> Your task
Your task is to copy every record exactly.

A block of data
↓↓↓

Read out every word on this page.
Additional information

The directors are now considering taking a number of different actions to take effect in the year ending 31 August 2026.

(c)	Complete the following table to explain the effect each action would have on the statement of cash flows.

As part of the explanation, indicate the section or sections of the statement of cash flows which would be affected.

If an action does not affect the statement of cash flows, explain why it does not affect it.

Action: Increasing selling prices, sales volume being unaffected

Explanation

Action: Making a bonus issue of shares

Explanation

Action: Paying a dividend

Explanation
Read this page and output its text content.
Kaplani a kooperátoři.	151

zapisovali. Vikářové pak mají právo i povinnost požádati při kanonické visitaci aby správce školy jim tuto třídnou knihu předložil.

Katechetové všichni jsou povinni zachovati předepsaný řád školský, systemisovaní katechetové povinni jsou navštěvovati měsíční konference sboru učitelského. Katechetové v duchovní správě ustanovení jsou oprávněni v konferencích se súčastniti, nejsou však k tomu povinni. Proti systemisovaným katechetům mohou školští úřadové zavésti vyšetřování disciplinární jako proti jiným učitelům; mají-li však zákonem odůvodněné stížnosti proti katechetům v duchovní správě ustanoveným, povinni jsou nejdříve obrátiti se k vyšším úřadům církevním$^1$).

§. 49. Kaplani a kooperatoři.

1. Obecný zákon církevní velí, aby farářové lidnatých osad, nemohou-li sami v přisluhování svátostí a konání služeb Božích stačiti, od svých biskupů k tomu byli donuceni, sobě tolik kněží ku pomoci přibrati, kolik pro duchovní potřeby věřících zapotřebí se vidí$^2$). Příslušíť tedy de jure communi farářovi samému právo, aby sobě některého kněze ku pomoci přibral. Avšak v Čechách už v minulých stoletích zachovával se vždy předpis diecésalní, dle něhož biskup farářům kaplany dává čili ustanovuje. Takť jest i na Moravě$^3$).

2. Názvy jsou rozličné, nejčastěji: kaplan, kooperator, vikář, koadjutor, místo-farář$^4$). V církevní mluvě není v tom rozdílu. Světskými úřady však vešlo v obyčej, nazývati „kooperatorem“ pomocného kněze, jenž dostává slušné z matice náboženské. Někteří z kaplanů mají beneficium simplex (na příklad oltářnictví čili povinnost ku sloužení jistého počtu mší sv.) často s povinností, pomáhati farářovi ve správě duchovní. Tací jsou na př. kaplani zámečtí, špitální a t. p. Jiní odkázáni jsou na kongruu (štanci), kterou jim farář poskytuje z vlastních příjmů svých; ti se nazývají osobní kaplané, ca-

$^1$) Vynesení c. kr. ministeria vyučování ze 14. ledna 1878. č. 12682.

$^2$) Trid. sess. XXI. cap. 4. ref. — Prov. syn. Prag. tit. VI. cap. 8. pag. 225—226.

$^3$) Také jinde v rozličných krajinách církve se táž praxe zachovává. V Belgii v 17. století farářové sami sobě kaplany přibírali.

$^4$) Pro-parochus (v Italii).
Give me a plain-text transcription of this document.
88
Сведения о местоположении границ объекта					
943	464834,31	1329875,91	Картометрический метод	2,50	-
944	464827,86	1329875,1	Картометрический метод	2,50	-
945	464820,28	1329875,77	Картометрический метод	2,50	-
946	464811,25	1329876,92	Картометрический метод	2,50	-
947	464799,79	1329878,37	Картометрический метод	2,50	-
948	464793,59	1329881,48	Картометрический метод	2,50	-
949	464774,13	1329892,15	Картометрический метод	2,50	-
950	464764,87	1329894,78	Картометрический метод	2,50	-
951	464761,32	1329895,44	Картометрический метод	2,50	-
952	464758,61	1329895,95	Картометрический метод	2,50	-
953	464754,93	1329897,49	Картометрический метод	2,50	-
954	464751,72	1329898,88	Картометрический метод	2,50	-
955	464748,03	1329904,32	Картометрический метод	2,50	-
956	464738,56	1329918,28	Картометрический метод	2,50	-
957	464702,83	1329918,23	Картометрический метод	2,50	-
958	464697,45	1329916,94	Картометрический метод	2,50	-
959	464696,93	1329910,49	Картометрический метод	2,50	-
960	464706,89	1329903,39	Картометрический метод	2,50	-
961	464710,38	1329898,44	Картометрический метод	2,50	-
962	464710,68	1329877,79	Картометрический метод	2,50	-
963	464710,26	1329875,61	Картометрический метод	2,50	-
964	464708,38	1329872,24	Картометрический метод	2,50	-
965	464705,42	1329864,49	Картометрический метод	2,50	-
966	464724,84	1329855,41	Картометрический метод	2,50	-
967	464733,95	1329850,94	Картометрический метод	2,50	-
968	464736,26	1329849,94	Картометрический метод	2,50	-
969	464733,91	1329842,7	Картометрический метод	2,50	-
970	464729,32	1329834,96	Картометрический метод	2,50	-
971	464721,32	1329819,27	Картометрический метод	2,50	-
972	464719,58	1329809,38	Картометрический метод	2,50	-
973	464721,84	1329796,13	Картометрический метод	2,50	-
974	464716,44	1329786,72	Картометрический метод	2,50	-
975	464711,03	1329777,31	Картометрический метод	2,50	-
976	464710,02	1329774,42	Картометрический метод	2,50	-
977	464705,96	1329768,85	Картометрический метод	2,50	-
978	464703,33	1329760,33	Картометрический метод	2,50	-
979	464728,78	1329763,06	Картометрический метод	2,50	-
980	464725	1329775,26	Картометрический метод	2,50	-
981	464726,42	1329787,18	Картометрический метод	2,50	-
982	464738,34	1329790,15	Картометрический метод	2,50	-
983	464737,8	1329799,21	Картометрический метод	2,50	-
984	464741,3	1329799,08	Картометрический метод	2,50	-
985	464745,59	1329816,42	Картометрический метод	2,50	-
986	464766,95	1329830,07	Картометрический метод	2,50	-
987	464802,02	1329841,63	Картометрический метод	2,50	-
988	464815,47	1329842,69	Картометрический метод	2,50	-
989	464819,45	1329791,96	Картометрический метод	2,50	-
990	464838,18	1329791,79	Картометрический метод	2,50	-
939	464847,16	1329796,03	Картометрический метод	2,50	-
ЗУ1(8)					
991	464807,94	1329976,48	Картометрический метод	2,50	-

↑↑↑

> Reply to the exercise
Read out every word on this page.
Additional information

The directors are now considering taking a number of different actions to take effect in the year ending 31 August 2026.

(c)	Complete the following table to explain the effect each action would have on the statement of cash flows.

As part of the explanation, indicate the section or sections of the statement of cash flows which would be affected.

If an action does not affect the statement of cash flows, explain why it does not affect it.

Action: Increasing selling prices, sales volume being unaffected

Explanation

Action: Making a bonus issue of shares

Explanation

Action: Paying a dividend

Explanation
Read this page and output its text content.
Kaplani a kooperátoři.	151

zapisovali. Vikářové pak mají právo i povinnost požádati při kanonické visitaci aby správce školy jim tuto třídnou knihu předložil.

Katechetové všichni jsou povinni zachovati předepsaný řád školský, systemisovaní katechetové povinni jsou navštěvovati měsíční konference sboru učitelského. Katechetové v duchovní správě ustanovení jsou oprávněni v konferencích se súčastniti, nejsou však k tomu povinni. Proti systemisovaným katechetům mohou školští úřadové zavésti vyšetřování disciplinární jako proti jiným učitelům; mají-li však zákonem odůvodněné stížnosti proti katechetům v duchovní správě ustanoveným, povinni jsou nejdříve obrátiti se k vyšším úřadům církevním$^1$).

§. 49. Kaplani a kooperatoři.

1. Obecný zákon církevní velí, aby farářové lidnatých osad, nemohou-li sami v přisluhování svátostí a konání služeb Božích stačiti, od svých biskupů k tomu byli donuceni, sobě tolik kněží ku pomoci přibrati, kolik pro duchovní potřeby věřících zapotřebí se vidí$^2$). Příslušíť tedy de jure communi farářovi samému právo, aby sobě některého kněze ku pomoci přibral. Avšak v Čechách už v minulých stoletích zachovával se vždy předpis diecésalní, dle něhož biskup farářům kaplany dává čili ustanovuje. Takť jest i na Moravě$^3$).

2. Názvy jsou rozličné, nejčastěji: kaplan, kooperator, vikář, koadjutor, místo-farář$^4$). V církevní mluvě není v tom rozdílu. Světskými úřady však vešlo v obyčej, nazývati „kooperatorem“ pomocného kněze, jenž dostává slušné z matice náboženské. Někteří z kaplanů mají beneficium simplex (na příklad oltářnictví čili povinnost ku sloužení jistého počtu mší sv.) často s povinností, pomáhati farářovi ve správě duchovní. Tací jsou na př. kaplani zámečtí, špitální a t. p. Jiní odkázáni jsou na kongruu (štanci), kterou jim farář poskytuje z vlastních příjmů svých; ti se nazývají osobní kaplané, ca-

$^1$) Vynesení c. kr. ministeria vyučování ze 14. ledna 1878. č. 12682.

$^2$) Trid. sess. XXI. cap. 4. ref. — Prov. syn. Prag. tit. VI. cap. 8. pag. 225—226.

$^3$) Také jinde v rozličných krajinách církve se táž praxe zachovává. V Belgii v 17. století farářové sami sobě kaplany přibírali.

$^4$) Pro-parochus (v Italii).
Give me a plain-text transcription of this document.
88
Сведения о местоположении границ объекта					
943	464834,31	1329875,91	Картометрический метод	2,50	-
944	464827,86	1329875,1	Картометрический метод	2,50	-
945	464820,28	1329875,77	Картометрический метод	2,50	-
946	464811,25	1329876,92	Картометрический метод	2,50	-
947	464799,79	1329878,37	Картометрический метод	2,50	-
948	464793,59	1329881,48	Картометрический метод	2,50	-
949	464774,13	1329892,15	Картометрический метод	2,50	-
950	464764,87	1329894,78	Картометрический метод	2,50	-
951	464761,32	1329895,44	Картометрический метод	2,50	-
952	464758,61	1329895,95	Картометрический метод	2,50	-
953	464754,93	1329897,49	Картометрический метод	2,50	-
954	464751,72	1329898,88	Картометрический метод	2,50	-
955	464748,03	1329904,32	Картометрический метод	2,50	-
956	464738,56	1329918,28	Картометрический метод	2,50	-
957	464702,83	1329918,23	Картометрический метод	2,50	-
958	464697,45	1329916,94	Картометрический метод	2,50	-
959	464696,93	1329910,49	Картометрический метод	2,50	-
960	464706,89	1329903,39	Картометрический метод	2,50	-
961	464710,38	1329898,44	Картометрический метод	2,50	-
962	464710,68	1329877,79	Картометрический метод	2,50	-
963	464710,26	1329875,61	Картометрический метод	2,50	-
964	464708,38	1329872,24	Картометрический метод	2,50	-
965	464705,42	1329864,49	Картометрический метод	2,50	-
966	464724,84	1329855,41	Картометрический метод	2,50	-
967	464733,95	1329850,94	Картометрический метод	2,50	-
968	464736,26	1329849,94	Картометрический метод	2,50	-
969	464733,91	1329842,7	Картометрический метод	2,50	-
970	464729,32	1329834,96	Картометрический метод	2,50	-
971	464721,32	1329819,27	Картометрический метод	2,50	-
972	464719,58	1329809,38	Картометрический метод	2,50	-
973	464721,84	1329796,13	Картометрический метод	2,50	-
974	464716,44	1329786,72	Картометрический метод	2,50	-
975	464711,03	1329777,31	Картометрический метод	2,50	-
976	464710,02	1329774,42	Картометрический метод	2,50	-
977	464705,96	1329768,85	Картометрический метод	2,50	-
978	464703,33	1329760,33	Картометрический метод	2,50	-
979	464728,78	1329763,06	Картометрический метод	2,50	-
980	464725	1329775,26	Картометрический метод	2,50	-
981	464726,42	1329787,18	Картометрический метод	2,50	-
982	464738,34	1329790,15	Картометрический метод	2,50	-
983	464737,8	1329799,21	Картометрический метод	2,50	-
984	464741,3	1329799,08	Картометрический метод	2,50	-
985	464745,59	1329816,42	Картометрический метод	2,50	-
986	464766,95	1329830,07	Картометрический метод	2,50	-
987	464802,02	1329841,63	Картометрический метод	2,50	-
988	464815,47	1329842,69	Картометрический метод	2,50	-
989	464819,45	1329791,96	Картометрический метод	2,50	-
990	464838,18	1329791,79	Картометрический метод	2,50	-
939	464847,16	1329796,03	Картометрический метод	2,50	-
ЗУ1(8)					
991	464807,94	1329976,48	Картометрический метод	2,50	-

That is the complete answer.